Dataset entries ▸
-- START --

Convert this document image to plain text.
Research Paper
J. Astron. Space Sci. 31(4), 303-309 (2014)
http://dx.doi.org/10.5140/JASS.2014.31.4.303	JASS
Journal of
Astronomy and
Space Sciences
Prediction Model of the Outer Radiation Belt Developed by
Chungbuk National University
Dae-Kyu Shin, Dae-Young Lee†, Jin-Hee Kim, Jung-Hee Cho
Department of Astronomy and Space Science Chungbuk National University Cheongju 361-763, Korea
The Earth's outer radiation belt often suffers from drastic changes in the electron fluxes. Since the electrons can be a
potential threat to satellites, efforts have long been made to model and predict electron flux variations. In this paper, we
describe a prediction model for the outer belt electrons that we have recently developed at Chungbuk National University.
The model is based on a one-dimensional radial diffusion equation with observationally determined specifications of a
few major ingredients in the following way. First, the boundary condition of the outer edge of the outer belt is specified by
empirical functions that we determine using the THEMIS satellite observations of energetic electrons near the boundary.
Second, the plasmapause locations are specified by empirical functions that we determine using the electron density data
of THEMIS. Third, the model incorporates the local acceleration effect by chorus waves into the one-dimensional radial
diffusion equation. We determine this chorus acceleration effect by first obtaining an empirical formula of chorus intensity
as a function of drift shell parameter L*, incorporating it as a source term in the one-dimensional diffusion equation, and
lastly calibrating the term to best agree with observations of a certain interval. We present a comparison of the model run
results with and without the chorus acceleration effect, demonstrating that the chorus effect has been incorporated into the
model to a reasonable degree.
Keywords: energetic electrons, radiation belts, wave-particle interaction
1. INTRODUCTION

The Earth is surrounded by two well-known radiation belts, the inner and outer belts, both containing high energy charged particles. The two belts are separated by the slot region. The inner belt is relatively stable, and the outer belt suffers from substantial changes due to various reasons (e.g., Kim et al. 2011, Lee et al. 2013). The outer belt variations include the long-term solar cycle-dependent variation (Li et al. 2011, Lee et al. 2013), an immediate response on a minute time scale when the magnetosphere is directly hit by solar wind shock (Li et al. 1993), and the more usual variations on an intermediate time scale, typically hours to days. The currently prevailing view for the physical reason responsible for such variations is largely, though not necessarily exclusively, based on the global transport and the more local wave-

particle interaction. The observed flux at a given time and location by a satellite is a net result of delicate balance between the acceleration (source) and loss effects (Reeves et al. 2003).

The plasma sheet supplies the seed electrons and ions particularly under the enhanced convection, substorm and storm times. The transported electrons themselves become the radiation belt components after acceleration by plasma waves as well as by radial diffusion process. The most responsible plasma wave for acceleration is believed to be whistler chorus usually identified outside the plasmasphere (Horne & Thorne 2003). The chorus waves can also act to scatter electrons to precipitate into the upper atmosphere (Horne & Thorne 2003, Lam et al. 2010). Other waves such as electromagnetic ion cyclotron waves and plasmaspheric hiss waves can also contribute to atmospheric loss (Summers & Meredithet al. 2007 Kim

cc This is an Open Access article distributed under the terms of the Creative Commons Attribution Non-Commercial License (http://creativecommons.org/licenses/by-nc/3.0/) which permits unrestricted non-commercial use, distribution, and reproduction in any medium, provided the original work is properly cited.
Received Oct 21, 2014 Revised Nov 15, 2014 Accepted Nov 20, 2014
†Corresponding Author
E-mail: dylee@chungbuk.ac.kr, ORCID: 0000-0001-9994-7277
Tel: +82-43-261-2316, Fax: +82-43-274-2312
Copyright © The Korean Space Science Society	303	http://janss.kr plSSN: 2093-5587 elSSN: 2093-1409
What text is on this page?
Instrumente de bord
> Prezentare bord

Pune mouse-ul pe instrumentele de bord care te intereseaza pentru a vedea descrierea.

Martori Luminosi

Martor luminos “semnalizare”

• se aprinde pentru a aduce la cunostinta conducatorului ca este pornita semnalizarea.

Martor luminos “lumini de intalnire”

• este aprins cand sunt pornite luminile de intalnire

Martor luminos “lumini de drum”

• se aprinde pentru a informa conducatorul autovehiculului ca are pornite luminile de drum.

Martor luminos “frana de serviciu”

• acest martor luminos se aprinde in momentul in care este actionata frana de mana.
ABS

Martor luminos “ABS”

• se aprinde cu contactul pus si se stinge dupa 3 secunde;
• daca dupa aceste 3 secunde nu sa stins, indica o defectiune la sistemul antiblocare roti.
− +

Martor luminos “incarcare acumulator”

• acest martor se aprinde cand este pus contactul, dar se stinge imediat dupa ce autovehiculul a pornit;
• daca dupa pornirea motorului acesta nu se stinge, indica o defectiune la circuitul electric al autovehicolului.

-- END --

Task directions ▸
Across the material above, count every line holding "Space" and write down only the number.

Exercise result ▸
4